SELECTED EXCERPT:

Shape of app_labels.csv: (459943, 2)

Sample data of app_labels.csv:
                app_id  label_id
0  7324884708820027918       251
1 -4494216993218550286       251
2  6058196446775239644       406

Datatypes of app_labels...
app_id      int64
label_id    int64
dtype: object

Let's check the range of label_id and convert it to a smaller datatype if the range is small.

In [31]:

print('label_id.min: {0}\nlabel_id.max: {1}'.format(app_labels.label_id.min(), app_labels.label_id.max()))

label_id.min: 2
label_id.max: 1021

int16 is good enough for this range. Let's change the type.

In [33]:

app_labels['label_id'] = app_labels['label_id'].astype(np.int16)
print('Datatype of label_id: {0}'.format(app_labels.label_id.dtype))

Datatype of label_id: int16

label_categories.csv

In [29]:

label_categories = pd.read_csv('../Data/label_categories.csv')
print('\nShape of label_categories.csv: {0}\n'.format(label_categories.shape))
print('Sample data of label_categories.csv:\n{0}'.format(label_categories.head(3)))
print('\nDatatypes of label_categories...\n{0}\n'.format(label_categories.dtypes))

Shape of label_categories.csv: (930, 2)

Sample data of label_categories.csv:
   label_id          category
0         1               NaN
1         2    game-game type
2         3  game-Game themes

Datatypes of label_categories...
label_id     int64
category    object
dtype: object

Let's convert label_id to int16 type as we did in the previous table. Looks like there are some missing values in 'category' column. We can impute them if and when needed. For now we will let them be.

In [34]:

label_categories['label_id'] = label_categories['label_id'].astype(np.int16)
print('Datatype of label_id: {0}'.format(label_categories.label_id.dtype))

Datatype of label_id: int16

Data Preprocessing Summary¶

There wasn't much preprocessing required for this dataset, since it the dataset is pretty simple and well formed. The few things that we did are...

events: converted timestep column from string type to datetime64 type
app_events: removed the constant column is_installed and converted is_active to from int64 to int8 type
app_labels: converted label_id from int64 to int16
label_categories: converted label_id from int64 to int16

Let's move on to the more interesting part - Exploratory Data Analysis

Exploratory Data Analysis¶

Let's try to glean from the dataset as much information/insight as we can about the different user groups before we pass it through the machine learning models. We can try to learn things like phone and brand preferences, app download/usage patterns etc.

DATASET ROWS:

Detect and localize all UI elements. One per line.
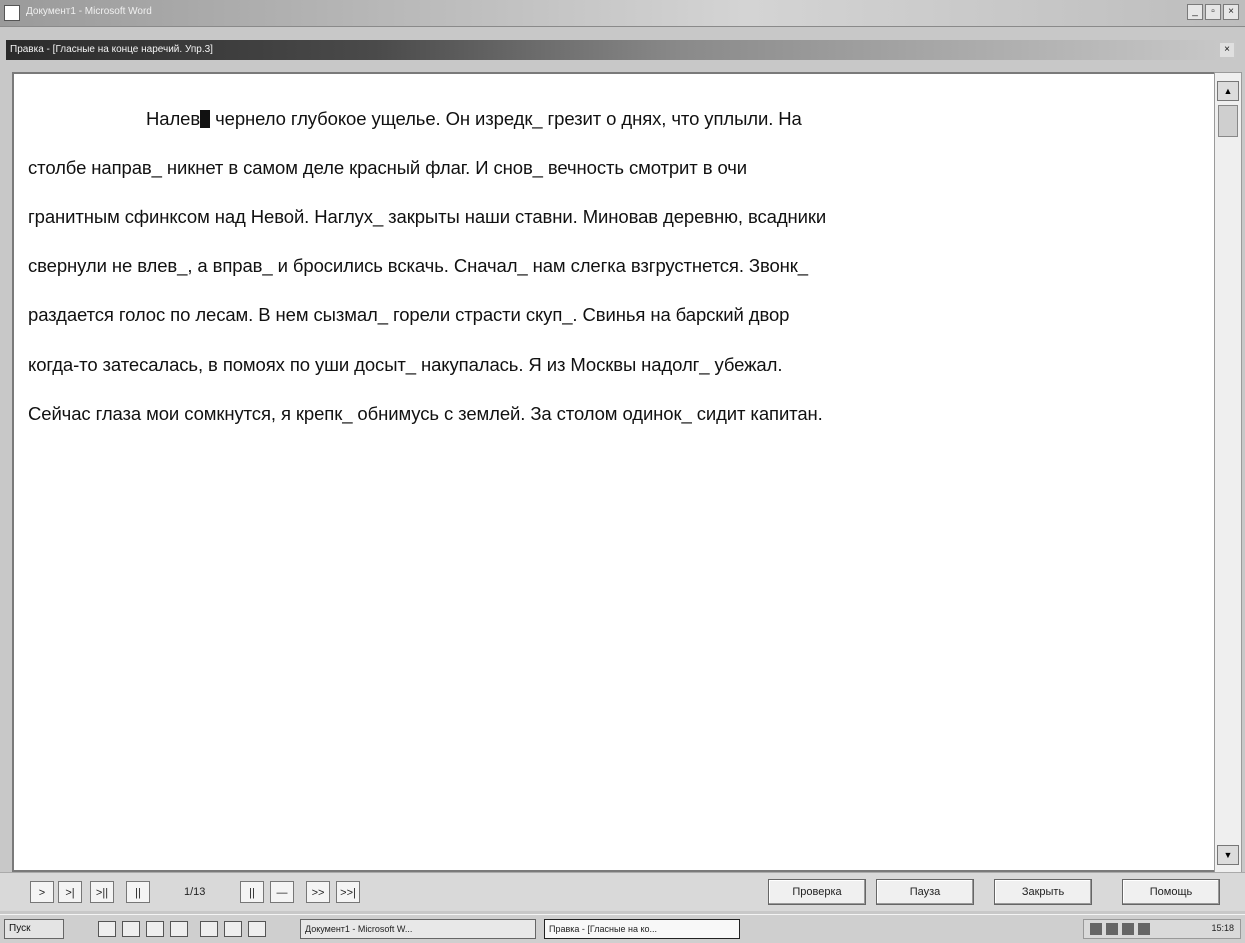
text-line: Сейчас глаза мои сомкнутся, я крепк_ обн… (28, 402, 823, 424)
pause-button[interactable]: Пауза (876, 879, 974, 905)
browser-icon[interactable] (170, 921, 188, 937)
doc-window-title: Правка - [Гласные на конце наречий. Упр.… (10, 44, 213, 55)
nav-next-button[interactable]: > (30, 881, 54, 903)
window-controls: _ ▫ × (1187, 4, 1239, 20)
media-icon[interactable] (248, 921, 266, 937)
nav-stop-button[interactable]: || (240, 881, 264, 903)
app-title: Документ1 - Microsoft Word (26, 6, 152, 17)
nav-end-button[interactable]: >>| (336, 881, 360, 903)
text-line-1-rest: чернело глубокое ущелье. Он изредк_ грез… (215, 107, 802, 129)
nav-pause-button[interactable]: || (126, 881, 150, 903)
text-line: свернули не влев_, а вправ_ и бросились … (28, 255, 808, 277)
scroll-down-arrow-icon[interactable]: ▼ (1217, 845, 1239, 865)
scroll-thumb[interactable] (1218, 105, 1238, 137)
nav-line-button[interactable]: — (270, 881, 294, 903)
minimize-button[interactable]: _ (1187, 4, 1203, 20)
nav-forward-button[interactable]: >> (306, 881, 330, 903)
taskbar-word-document[interactable]: Документ1 - Microsoft W... (300, 919, 536, 939)
text-cursor (200, 109, 211, 128)
text-line: раздается голос по лесам. В нем сызмал_ … (28, 304, 790, 326)
text-line: когда-то затесалась, в помоях по уши дос… (28, 353, 783, 375)
explorer-icon[interactable] (122, 921, 140, 937)
exercise-toolbar: > >| >|| || 1/13 || — >> >>| Проверка Па… (0, 872, 1245, 911)
word-icon[interactable] (146, 921, 164, 937)
maximize-button[interactable]: ▫ (1205, 4, 1221, 20)
tray-icon[interactable] (1138, 923, 1150, 935)
document-text[interactable]: Налев чернело глубокое ущелье. Он изредк… (28, 82, 1208, 426)
tray-icon[interactable] (1122, 923, 1134, 935)
outlook-icon[interactable] (200, 921, 218, 937)
tray-icon[interactable] (1090, 923, 1102, 935)
doc-window-title-bar: Правка - [Гласные на конце наречий. Упр.… (6, 40, 1236, 60)
channels-icon[interactable] (224, 921, 242, 937)
text-line: столбе направ_ никнет в самом деле красн… (28, 156, 748, 178)
desktop-icon[interactable] (98, 921, 116, 937)
nav-last-button[interactable]: >| (58, 881, 82, 903)
text-line-1-start: Налев (146, 107, 201, 129)
tray-icon[interactable] (1106, 923, 1118, 935)
text-line: гранитным сфинксом над Невой. Наглух_ за… (28, 205, 827, 227)
nav-step-button[interactable]: >|| (90, 881, 114, 903)
clock: 15:18 (1211, 923, 1234, 933)
app-title-bar: Документ1 - Microsoft Word _ ▫ × (0, 0, 1245, 27)
check-button[interactable]: Проверка (768, 879, 866, 905)
vertical-scrollbar[interactable]: ▲ ▼ (1214, 72, 1242, 874)
page-indicator: 1/13 (184, 886, 206, 898)
scroll-up-arrow-icon[interactable]: ▲ (1217, 81, 1239, 101)
doc-close-button[interactable]: × (1220, 43, 1234, 57)
start-button[interactable]: Пуск (4, 919, 64, 939)
help-button[interactable]: Помощь (1122, 879, 1220, 905)
taskbar: Пуск Документ1 - Microsoft W... Правка -… (0, 914, 1245, 943)
close-button[interactable]: × (1223, 4, 1239, 20)
document-editor[interactable]: Налев чернело глубокое ущелье. Он изредк… (12, 72, 1215, 872)
system-tray: 15:18 (1083, 919, 1241, 939)
word-app-icon[interactable] (4, 5, 20, 21)
close-exercise-button[interactable]: Закрыть (994, 879, 1092, 905)
taskbar-exercise-window[interactable]: Правка - [Гласные на ко... (544, 919, 740, 939)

GIVEN EXERCISE A:
Answer the following from the preprocessing excerpt:
(i) What is the maximum value of label_id in app_labels?
(ii) What is the shape of label_categories.csv?
(iii) Which column was removed from app_events?
GIVEN EXERCISE B: Reproduce the portion of the preprocessing excerpt starting at "Let's try to" and ending at "download/usage patterns etc.".

RESPONSE A:
(i) 1021
(ii) (930, 2)
(iii) The constant column is_installed

RESPONSE B:
Let's try to glean from the dataset as much information/insight as we can about the different user groups before we pass it through the machine learning models. We can try to learn things like phone and brand preferences, app download/usage patterns etc.